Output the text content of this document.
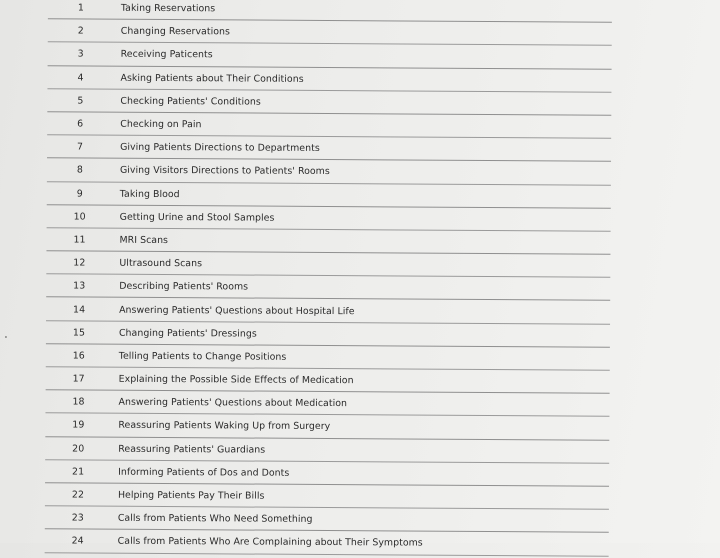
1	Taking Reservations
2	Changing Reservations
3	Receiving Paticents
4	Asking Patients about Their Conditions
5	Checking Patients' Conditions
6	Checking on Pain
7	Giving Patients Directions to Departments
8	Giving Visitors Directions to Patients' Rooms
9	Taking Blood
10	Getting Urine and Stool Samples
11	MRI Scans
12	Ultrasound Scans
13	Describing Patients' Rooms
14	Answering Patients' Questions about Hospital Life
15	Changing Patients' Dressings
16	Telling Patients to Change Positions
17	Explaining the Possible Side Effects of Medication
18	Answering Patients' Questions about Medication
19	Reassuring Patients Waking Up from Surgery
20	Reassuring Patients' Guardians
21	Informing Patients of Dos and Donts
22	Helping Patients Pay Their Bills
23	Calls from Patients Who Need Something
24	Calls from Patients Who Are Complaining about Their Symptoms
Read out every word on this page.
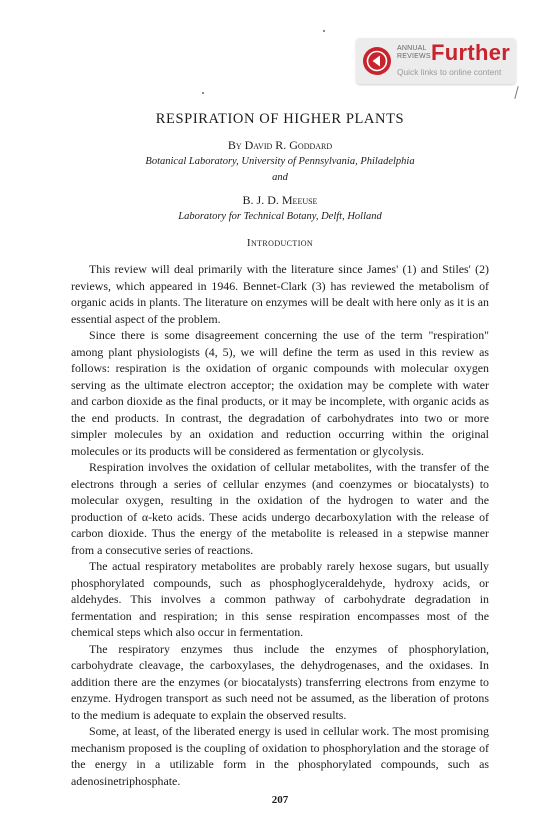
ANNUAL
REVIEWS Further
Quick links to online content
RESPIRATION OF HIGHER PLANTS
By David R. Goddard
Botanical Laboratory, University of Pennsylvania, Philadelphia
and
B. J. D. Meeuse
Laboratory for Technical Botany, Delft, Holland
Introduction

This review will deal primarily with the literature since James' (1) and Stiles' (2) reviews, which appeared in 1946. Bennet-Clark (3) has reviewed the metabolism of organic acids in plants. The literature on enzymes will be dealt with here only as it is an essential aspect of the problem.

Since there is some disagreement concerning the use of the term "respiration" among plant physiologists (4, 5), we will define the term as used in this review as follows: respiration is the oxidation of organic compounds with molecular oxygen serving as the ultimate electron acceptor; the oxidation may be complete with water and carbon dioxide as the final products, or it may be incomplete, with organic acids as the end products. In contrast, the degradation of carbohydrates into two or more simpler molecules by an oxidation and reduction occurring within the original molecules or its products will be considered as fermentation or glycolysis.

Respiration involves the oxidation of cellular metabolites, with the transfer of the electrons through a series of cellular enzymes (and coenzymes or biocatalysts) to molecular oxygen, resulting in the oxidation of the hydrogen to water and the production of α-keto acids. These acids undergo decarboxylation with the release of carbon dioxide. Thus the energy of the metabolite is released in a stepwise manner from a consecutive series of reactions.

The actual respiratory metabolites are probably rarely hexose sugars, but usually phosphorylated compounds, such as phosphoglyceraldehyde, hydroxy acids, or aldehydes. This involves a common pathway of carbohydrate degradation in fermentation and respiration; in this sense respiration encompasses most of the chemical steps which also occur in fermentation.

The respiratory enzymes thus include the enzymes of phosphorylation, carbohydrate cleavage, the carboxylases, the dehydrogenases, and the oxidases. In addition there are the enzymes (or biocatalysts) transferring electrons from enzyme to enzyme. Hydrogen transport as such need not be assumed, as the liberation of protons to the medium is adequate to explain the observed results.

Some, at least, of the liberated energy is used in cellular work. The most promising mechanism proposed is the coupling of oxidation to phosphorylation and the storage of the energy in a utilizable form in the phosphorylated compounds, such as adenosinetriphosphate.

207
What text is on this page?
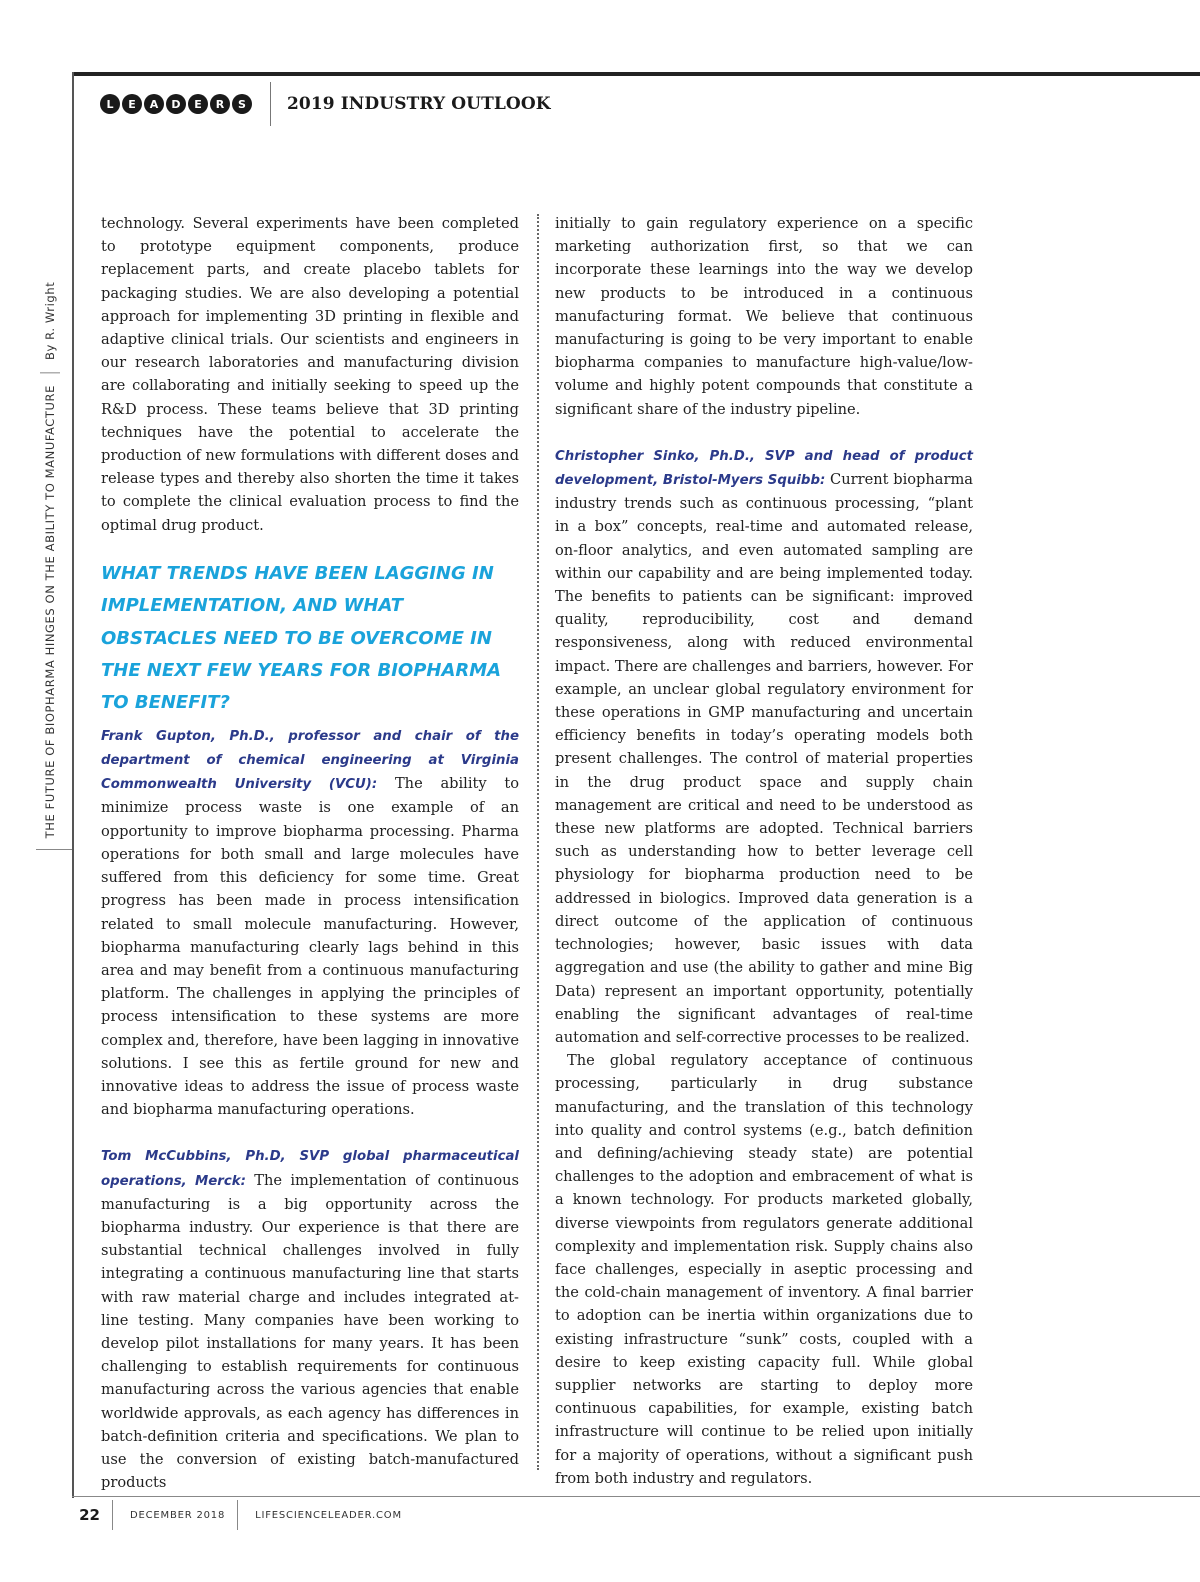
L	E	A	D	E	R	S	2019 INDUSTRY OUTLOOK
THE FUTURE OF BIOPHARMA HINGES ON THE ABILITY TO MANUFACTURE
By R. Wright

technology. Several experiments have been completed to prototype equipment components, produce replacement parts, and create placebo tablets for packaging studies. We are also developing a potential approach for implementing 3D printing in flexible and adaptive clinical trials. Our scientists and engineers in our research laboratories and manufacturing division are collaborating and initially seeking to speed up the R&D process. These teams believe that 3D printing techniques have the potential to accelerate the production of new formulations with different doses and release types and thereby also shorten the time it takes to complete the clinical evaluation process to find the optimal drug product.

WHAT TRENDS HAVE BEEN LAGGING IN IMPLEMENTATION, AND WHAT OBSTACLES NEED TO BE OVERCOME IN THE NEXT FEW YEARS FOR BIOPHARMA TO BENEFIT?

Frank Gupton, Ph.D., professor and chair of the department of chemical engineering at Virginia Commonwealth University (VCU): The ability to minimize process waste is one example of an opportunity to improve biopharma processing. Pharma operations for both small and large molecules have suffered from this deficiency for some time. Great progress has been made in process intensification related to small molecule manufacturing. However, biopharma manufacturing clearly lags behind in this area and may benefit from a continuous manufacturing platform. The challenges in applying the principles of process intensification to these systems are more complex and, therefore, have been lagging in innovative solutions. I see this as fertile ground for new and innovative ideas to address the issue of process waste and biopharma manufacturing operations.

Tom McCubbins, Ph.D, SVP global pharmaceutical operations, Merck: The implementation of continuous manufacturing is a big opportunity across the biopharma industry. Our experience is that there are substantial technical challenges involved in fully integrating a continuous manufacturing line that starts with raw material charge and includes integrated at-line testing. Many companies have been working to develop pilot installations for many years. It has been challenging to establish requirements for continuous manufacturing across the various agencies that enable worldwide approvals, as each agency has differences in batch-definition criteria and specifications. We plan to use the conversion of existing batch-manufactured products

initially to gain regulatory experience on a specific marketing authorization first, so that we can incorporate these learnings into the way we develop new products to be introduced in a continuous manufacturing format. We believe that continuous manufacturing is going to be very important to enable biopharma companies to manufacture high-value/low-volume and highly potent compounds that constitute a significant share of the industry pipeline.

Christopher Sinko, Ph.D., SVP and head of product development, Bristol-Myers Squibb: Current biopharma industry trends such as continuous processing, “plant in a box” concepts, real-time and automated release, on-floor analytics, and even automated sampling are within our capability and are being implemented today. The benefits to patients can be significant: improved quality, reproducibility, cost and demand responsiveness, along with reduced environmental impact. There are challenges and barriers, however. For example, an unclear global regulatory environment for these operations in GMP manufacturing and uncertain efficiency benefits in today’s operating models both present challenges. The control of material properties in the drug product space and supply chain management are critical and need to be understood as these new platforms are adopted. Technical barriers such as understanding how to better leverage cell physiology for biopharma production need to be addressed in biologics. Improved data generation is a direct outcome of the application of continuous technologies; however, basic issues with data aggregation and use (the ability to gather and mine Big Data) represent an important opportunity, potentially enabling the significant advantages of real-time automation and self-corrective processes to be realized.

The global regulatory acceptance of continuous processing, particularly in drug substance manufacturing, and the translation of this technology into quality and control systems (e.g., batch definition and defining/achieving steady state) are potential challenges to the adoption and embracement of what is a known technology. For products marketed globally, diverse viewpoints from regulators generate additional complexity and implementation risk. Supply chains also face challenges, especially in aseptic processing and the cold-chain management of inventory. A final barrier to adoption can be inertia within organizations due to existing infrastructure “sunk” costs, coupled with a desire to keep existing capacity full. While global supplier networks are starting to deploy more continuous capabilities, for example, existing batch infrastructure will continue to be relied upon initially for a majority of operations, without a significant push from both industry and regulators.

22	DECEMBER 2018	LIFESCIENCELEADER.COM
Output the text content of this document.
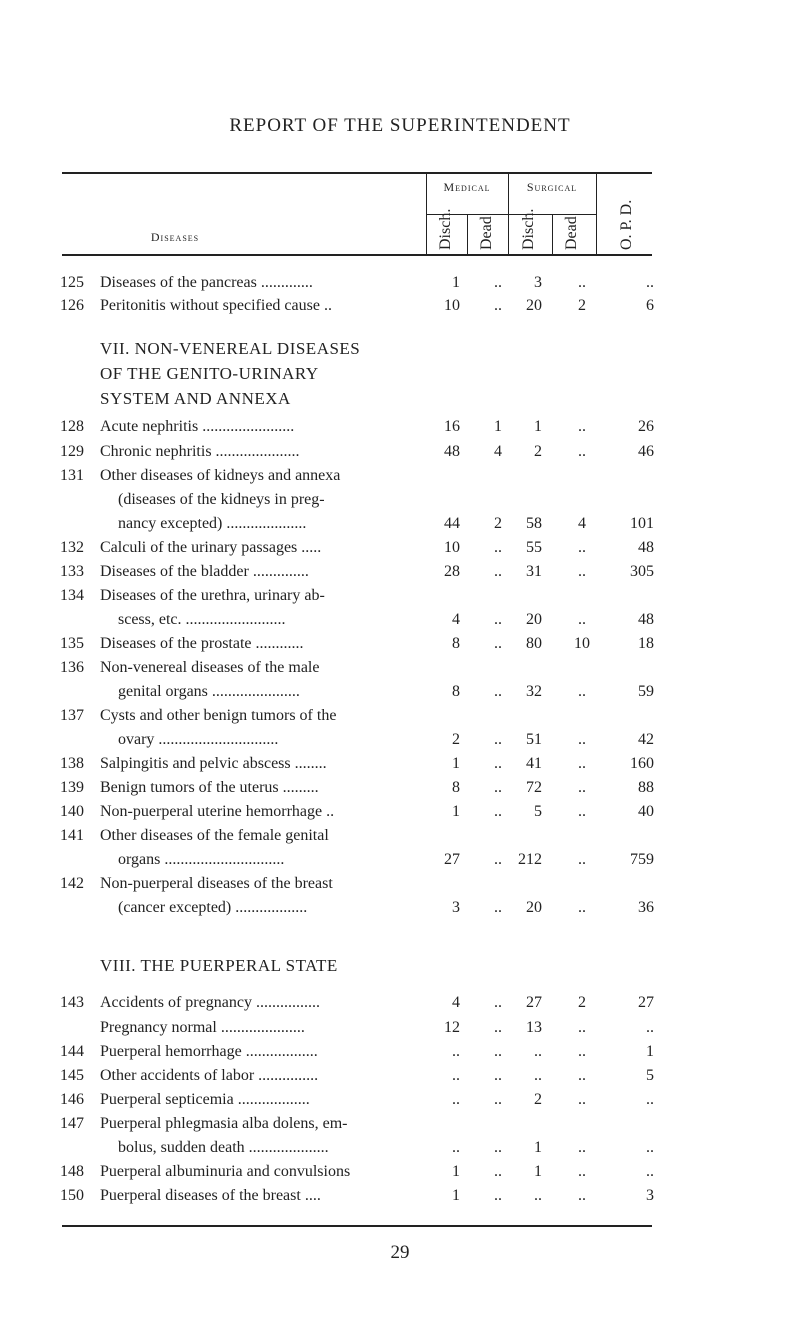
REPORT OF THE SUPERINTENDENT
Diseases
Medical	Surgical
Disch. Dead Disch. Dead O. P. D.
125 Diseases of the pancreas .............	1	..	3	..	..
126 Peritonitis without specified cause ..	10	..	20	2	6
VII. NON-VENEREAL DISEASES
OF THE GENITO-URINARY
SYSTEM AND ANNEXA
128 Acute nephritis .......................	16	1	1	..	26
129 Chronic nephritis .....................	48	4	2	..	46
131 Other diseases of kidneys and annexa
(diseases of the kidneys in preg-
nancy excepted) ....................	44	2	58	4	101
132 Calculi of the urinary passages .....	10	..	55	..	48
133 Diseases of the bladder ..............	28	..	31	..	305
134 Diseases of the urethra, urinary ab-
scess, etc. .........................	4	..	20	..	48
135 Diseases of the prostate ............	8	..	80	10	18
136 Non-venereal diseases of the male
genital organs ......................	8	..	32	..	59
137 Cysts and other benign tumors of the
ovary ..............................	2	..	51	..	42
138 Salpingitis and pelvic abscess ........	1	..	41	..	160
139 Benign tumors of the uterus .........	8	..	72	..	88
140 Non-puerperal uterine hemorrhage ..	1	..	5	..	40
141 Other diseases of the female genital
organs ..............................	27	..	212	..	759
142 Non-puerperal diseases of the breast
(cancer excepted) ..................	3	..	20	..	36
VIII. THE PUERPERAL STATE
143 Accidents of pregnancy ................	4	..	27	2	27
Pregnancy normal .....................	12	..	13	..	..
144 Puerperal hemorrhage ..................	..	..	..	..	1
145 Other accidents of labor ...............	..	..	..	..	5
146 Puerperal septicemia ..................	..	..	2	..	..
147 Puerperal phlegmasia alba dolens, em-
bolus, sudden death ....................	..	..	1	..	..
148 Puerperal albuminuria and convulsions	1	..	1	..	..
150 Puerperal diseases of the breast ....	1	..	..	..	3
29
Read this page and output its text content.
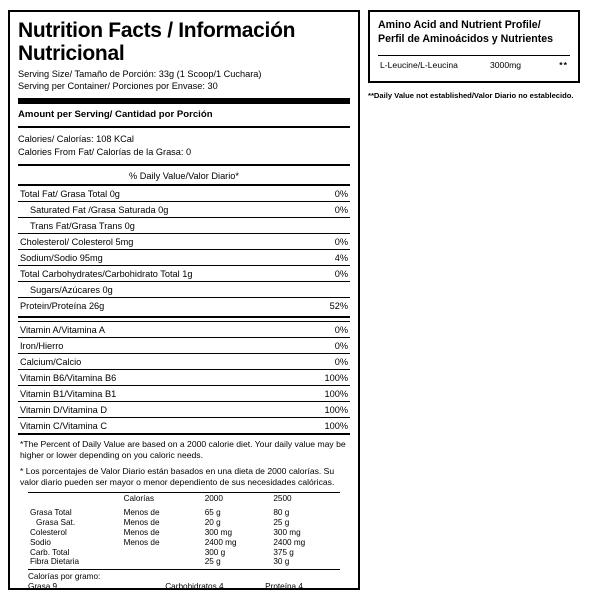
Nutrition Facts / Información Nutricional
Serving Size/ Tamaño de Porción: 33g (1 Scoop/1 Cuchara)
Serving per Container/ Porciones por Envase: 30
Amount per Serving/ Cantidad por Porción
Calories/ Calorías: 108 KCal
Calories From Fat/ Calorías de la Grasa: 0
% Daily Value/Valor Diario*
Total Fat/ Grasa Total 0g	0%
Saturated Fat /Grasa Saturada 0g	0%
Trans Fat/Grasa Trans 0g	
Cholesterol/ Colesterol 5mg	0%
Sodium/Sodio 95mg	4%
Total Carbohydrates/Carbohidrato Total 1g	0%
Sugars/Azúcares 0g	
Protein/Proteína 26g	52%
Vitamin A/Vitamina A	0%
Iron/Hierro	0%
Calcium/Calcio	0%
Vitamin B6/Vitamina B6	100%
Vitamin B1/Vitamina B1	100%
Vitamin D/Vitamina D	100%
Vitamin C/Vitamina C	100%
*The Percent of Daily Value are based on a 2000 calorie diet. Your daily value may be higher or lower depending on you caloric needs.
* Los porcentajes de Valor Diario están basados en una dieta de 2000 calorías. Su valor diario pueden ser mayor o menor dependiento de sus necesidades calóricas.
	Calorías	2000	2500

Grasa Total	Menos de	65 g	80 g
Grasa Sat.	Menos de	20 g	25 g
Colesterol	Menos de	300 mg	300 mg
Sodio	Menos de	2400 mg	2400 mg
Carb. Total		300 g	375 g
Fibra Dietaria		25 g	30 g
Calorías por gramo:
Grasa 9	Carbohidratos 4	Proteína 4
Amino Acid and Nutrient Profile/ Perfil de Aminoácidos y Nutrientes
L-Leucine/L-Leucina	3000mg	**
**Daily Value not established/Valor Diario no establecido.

* * * * *

■ WHAT THE EXERCISE ASKS:
With all pictures omitted, return exactly the lines from the one containing "Read this page and output its text content." through the end of the entries above.

■ YOUR RESPONSE:
Read this page and output its text content.
Nutrition Facts / Información Nutricional
Serving Size/ Tamaño de Porción: 33g (1 Scoop/1 Cuchara)
Serving per Container/ Porciones por Envase: 30
Amount per Serving/ Cantidad por Porción
Calories/ Calorías: 108 KCal
Calories From Fat/ Calorías de la Grasa: 0
% Daily Value/Valor Diario*
Total Fat/ Grasa Total 0g	0%
Saturated Fat /Grasa Saturada 0g	0%
Trans Fat/Grasa Trans 0g	
Cholesterol/ Colesterol 5mg	0%
Sodium/Sodio 95mg	4%
Total Carbohydrates/Carbohidrato Total 1g	0%
Sugars/Azúcares 0g	
Protein/Proteína 26g	52%
Vitamin A/Vitamina A	0%
Iron/Hierro	0%
Calcium/Calcio	0%
Vitamin B6/Vitamina B6	100%
Vitamin B1/Vitamina B1	100%
Vitamin D/Vitamina D	100%
Vitamin C/Vitamina C	100%
*The Percent of Daily Value are based on a 2000 calorie diet. Your daily value may be higher or lower depending on you caloric needs.
* Los porcentajes de Valor Diario están basados en una dieta de 2000 calorías. Su valor diario pueden ser mayor o menor dependiento de sus necesidades calóricas.
	Calorías	2000	2500

Grasa Total	Menos de	65 g	80 g
Grasa Sat.	Menos de	20 g	25 g
Colesterol	Menos de	300 mg	300 mg
Sodio	Menos de	2400 mg	2400 mg
Carb. Total		300 g	375 g
Fibra Dietaria		25 g	30 g
Calorías por gramo:
Grasa 9	Carbohidratos 4	Proteína 4
Amino Acid and Nutrient Profile/ Perfil de Aminoácidos y Nutrientes
L-Leucine/L-Leucina	3000mg	**
**Daily Value not established/Valor Diario no establecido.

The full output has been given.